DATASET EXCERPTS |
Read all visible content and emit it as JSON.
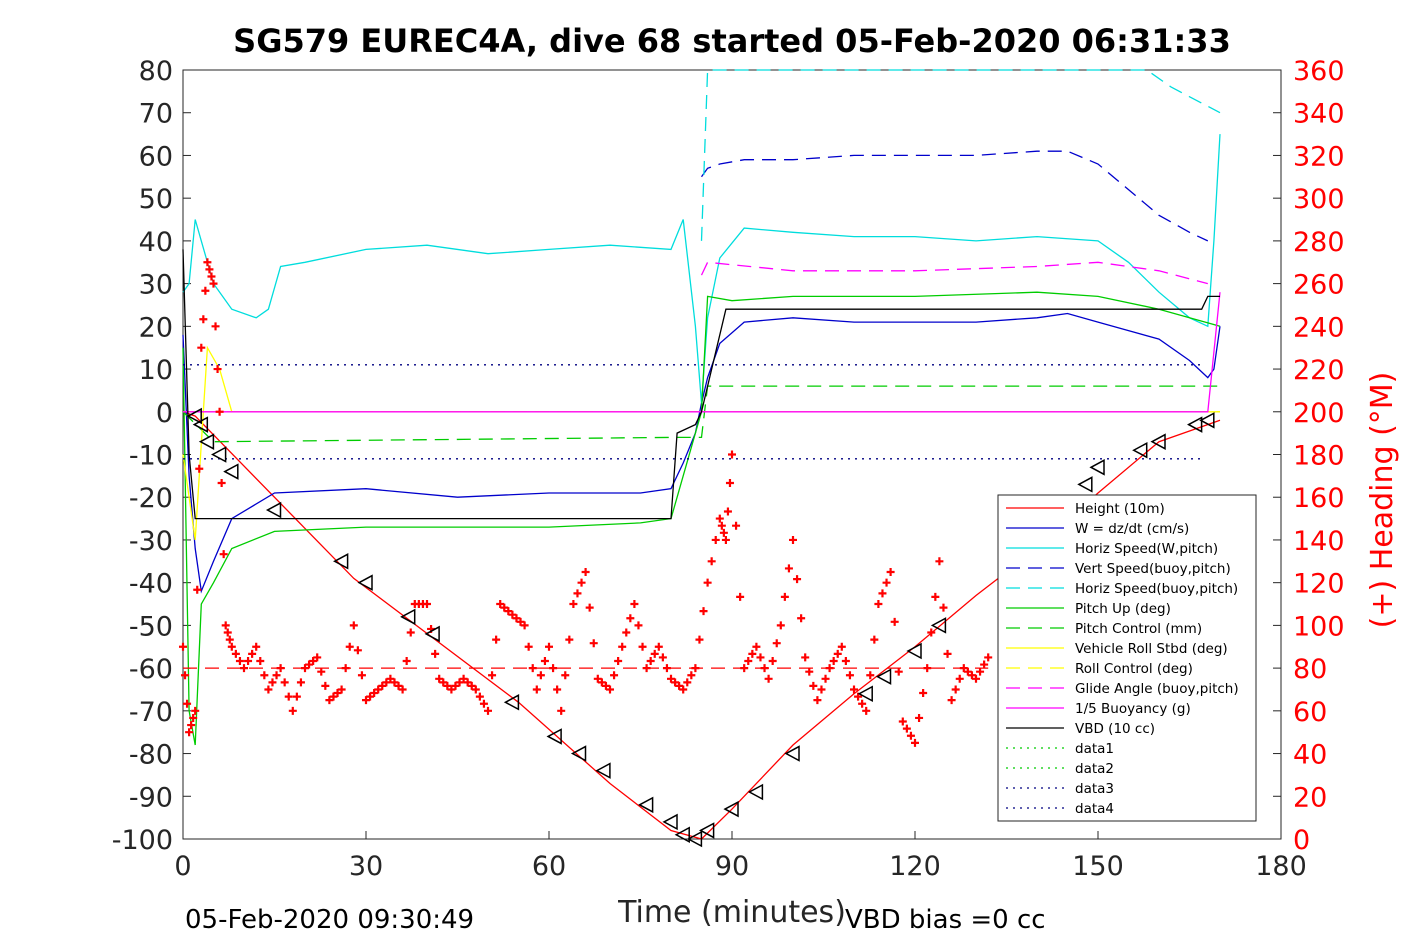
{
  "chart_data": {
    "type": "line",
    "title": "SG579 EUREC4A, dive 68 started 05-Feb-2020 06:31:33",
    "xlabel": "Time (minutes)",
    "ylabel": "",
    "ylabel_right": "(+) Heading (°M)",
    "xlim": [
      0,
      180
    ],
    "ylim": [
      -100,
      80
    ],
    "ylim_right": [
      0,
      360
    ],
    "xticks": [
      "0",
      "30",
      "60",
      "90",
      "120",
      "150",
      "180"
    ],
    "yticks": [
      "80",
      "70",
      "60",
      "50",
      "40",
      "30",
      "20",
      "10",
      "0",
      "-10",
      "-20",
      "-30",
      "-40",
      "-50",
      "-60",
      "-70",
      "-80",
      "-90",
      "-100"
    ],
    "yticks_right": [
      "360",
      "340",
      "320",
      "300",
      "280",
      "260",
      "240",
      "220",
      "200",
      "180",
      "160",
      "140",
      "120",
      "100",
      "80",
      "60",
      "40",
      "20",
      "0"
    ],
    "footer_left": "05-Feb-2020 09:30:49",
    "footer_right": "VBD bias =0 cc",
    "legend_position": "bottom-right",
    "series": [
      {
        "name": "Height (10m)",
        "color": "#ff0000",
        "style": "solid",
        "x": [
          0,
          2,
          28,
          55,
          70,
          80,
          85,
          90,
          100,
          110,
          120,
          130,
          140,
          150,
          160,
          166,
          170
        ],
        "y": [
          0,
          -1,
          -39,
          -68,
          -87,
          -98,
          -100,
          -93,
          -78,
          -66,
          -55,
          -43,
          -32,
          -19,
          -7,
          -4,
          -2
        ]
      },
      {
        "name": "W = dz/dt (cm/s)",
        "color": "#0000cc",
        "style": "solid",
        "x": [
          0,
          1,
          2,
          3,
          5,
          8,
          15,
          30,
          45,
          60,
          75,
          80,
          82,
          84,
          85,
          86,
          88,
          92,
          100,
          110,
          120,
          130,
          140,
          145,
          150,
          155,
          160,
          165,
          168,
          169,
          170
        ],
        "y": [
          18,
          -15,
          -32,
          -42,
          -35,
          -25,
          -19,
          -18,
          -20,
          -19,
          -19,
          -18,
          -12,
          -5,
          2,
          8,
          16,
          21,
          22,
          21,
          21,
          21,
          22,
          23,
          21,
          19,
          17,
          12,
          8,
          10,
          20
        ]
      },
      {
        "name": "Horiz Speed(W,pitch)",
        "color": "#00dddd",
        "style": "solid",
        "x": [
          0,
          1,
          2,
          3,
          5,
          8,
          12,
          14,
          16,
          20,
          30,
          40,
          50,
          60,
          70,
          80,
          82,
          84,
          85,
          86,
          88,
          92,
          100,
          110,
          120,
          130,
          140,
          150,
          155,
          160,
          165,
          168,
          169,
          170
        ],
        "y": [
          28,
          30,
          45,
          40,
          30,
          24,
          22,
          24,
          34,
          35,
          38,
          39,
          37,
          38,
          39,
          38,
          45,
          20,
          2,
          22,
          36,
          43,
          42,
          41,
          41,
          40,
          41,
          40,
          35,
          28,
          22,
          20,
          40,
          65
        ]
      },
      {
        "name": "Vert Speed(buoy,pitch)",
        "color": "#0000cc",
        "style": "dashed",
        "x": [
          85,
          86,
          88,
          92,
          100,
          110,
          120,
          130,
          140,
          145,
          150,
          155,
          160,
          165,
          168
        ],
        "y": [
          55,
          57,
          58,
          59,
          59,
          60,
          60,
          60,
          61,
          61,
          58,
          52,
          46,
          42,
          40
        ]
      },
      {
        "name": "Horiz Speed(buoy,pitch)",
        "color": "#00dddd",
        "style": "dashed",
        "x": [
          85,
          86,
          158,
          162,
          166,
          170
        ],
        "y": [
          40,
          80,
          80,
          76,
          73,
          70
        ]
      },
      {
        "name": "Pitch Up (deg)",
        "color": "#00cc00",
        "style": "solid",
        "x": [
          0,
          1,
          2,
          3,
          5,
          8,
          15,
          30,
          45,
          60,
          75,
          80,
          84,
          85,
          86,
          90,
          100,
          120,
          140,
          150,
          160,
          165,
          170
        ],
        "y": [
          15,
          -70,
          -78,
          -45,
          -40,
          -32,
          -28,
          -27,
          -27,
          -27,
          -26,
          -25,
          -5,
          0,
          27,
          26,
          27,
          27,
          28,
          27,
          24,
          22,
          20
        ]
      },
      {
        "name": "Pitch Control (mm)",
        "color": "#00cc00",
        "style": "dashed",
        "x": [
          0,
          5,
          80,
          85,
          86,
          170
        ],
        "y": [
          0,
          -7,
          -6,
          -6,
          6,
          6
        ]
      },
      {
        "name": "Vehicle Roll Stbd (deg)",
        "color": "#ffff00",
        "style": "solid",
        "x": [
          0,
          2,
          4,
          6,
          8,
          10,
          30,
          60,
          85,
          90,
          120,
          150,
          170
        ],
        "y": [
          -10,
          -30,
          15,
          10,
          0,
          0,
          0,
          0,
          0,
          0,
          0,
          0,
          0
        ]
      },
      {
        "name": "Roll Control (deg)",
        "color": "#ffff00",
        "style": "dashed",
        "x": [
          0,
          170
        ],
        "y": [
          0,
          0
        ]
      },
      {
        "name": "Glide Angle (buoy,pitch)",
        "color": "#ff00ff",
        "style": "dashed",
        "x": [
          85,
          86,
          100,
          120,
          140,
          150,
          160,
          168
        ],
        "y": [
          32,
          35,
          33,
          33,
          34,
          35,
          33,
          30
        ]
      },
      {
        "name": "1/5 Buoyancy (g)",
        "color": "#ff00ff",
        "style": "solid",
        "x": [
          0,
          80,
          85,
          168,
          170
        ],
        "y": [
          0,
          0,
          0,
          0,
          28
        ]
      },
      {
        "name": "VBD (10 cc)",
        "color": "#000000",
        "style": "solid",
        "x": [
          0,
          1,
          2,
          80,
          81,
          84,
          85,
          89,
          167,
          168,
          170
        ],
        "y": [
          38,
          -10,
          -25,
          -25,
          -5,
          -3,
          0,
          24,
          24,
          27,
          27
        ]
      },
      {
        "name": "data1",
        "color": "#00cc00",
        "style": "dotted",
        "x": [],
        "y": []
      },
      {
        "name": "data2",
        "color": "#00cc00",
        "style": "dotted",
        "x": [],
        "y": []
      },
      {
        "name": "data3",
        "color": "#000080",
        "style": "dotted",
        "x": [
          0,
          167
        ],
        "y": [
          11,
          11
        ]
      },
      {
        "name": "data4",
        "color": "#000080",
        "style": "dotted",
        "x": [
          0,
          167
        ],
        "y": [
          -11,
          -11
        ]
      }
    ],
    "heading": {
      "axis": "right",
      "color": "#ff0000",
      "marker": "+",
      "x": [
        0,
        1,
        2,
        3,
        4,
        5,
        6,
        7,
        8,
        10,
        12,
        14,
        16,
        18,
        20,
        22,
        24,
        26,
        28,
        30,
        32,
        34,
        36,
        38,
        40,
        42,
        44,
        46,
        48,
        50,
        52,
        54,
        56,
        58,
        60,
        62,
        64,
        66,
        68,
        70,
        72,
        74,
        76,
        78,
        80,
        82,
        84,
        86,
        88,
        89,
        90,
        92,
        94,
        96,
        98,
        100,
        102,
        104,
        106,
        108,
        110,
        112,
        114,
        116,
        118,
        120,
        122,
        124,
        126,
        128,
        130,
        132
      ],
      "y": [
        90,
        50,
        60,
        230,
        270,
        260,
        200,
        100,
        90,
        80,
        90,
        70,
        80,
        60,
        80,
        85,
        65,
        70,
        100,
        65,
        70,
        75,
        70,
        110,
        110,
        75,
        70,
        75,
        70,
        60,
        110,
        105,
        100,
        70,
        90,
        60,
        110,
        125,
        75,
        70,
        90,
        110,
        80,
        90,
        75,
        70,
        80,
        120,
        150,
        140,
        180,
        80,
        90,
        75,
        100,
        140,
        85,
        65,
        80,
        90,
        70,
        60,
        110,
        125,
        55,
        45,
        80,
        130,
        65,
        80,
        75,
        85
      ]
    },
    "heading_dashed": {
      "color": "#ff0000",
      "style": "dashed",
      "y_right": 80,
      "x": [
        0,
        132
      ]
    },
    "markers": {
      "color": "#000000",
      "shape": "triangle-left",
      "x": [
        2,
        3,
        4,
        6,
        8,
        15,
        26,
        30,
        37,
        41,
        54,
        61,
        65,
        69,
        76,
        80,
        82,
        84,
        86,
        90,
        94,
        100,
        112,
        115,
        120,
        124,
        148,
        150,
        157,
        160,
        166,
        168
      ],
      "y": [
        -1,
        -3,
        -7,
        -10,
        -14,
        -23,
        -35,
        -40,
        -48,
        -52,
        -68,
        -76,
        -80,
        -84,
        -92,
        -96,
        -99,
        -100,
        -98,
        -93,
        -89,
        -80,
        -66,
        -62,
        -56,
        -50,
        -17,
        -13,
        -9,
        -7,
        -3,
        -2
      ]
    }
  }
}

PROBLEM STATEMENT |
Find the lines containing "Speed" and list every one of them.

FINAL ANSWER |
        "name": "Horiz Speed(W,pitch)",
        "name": "Vert Speed(buoy,pitch)",
        "name": "Horiz Speed(buoy,pitch)",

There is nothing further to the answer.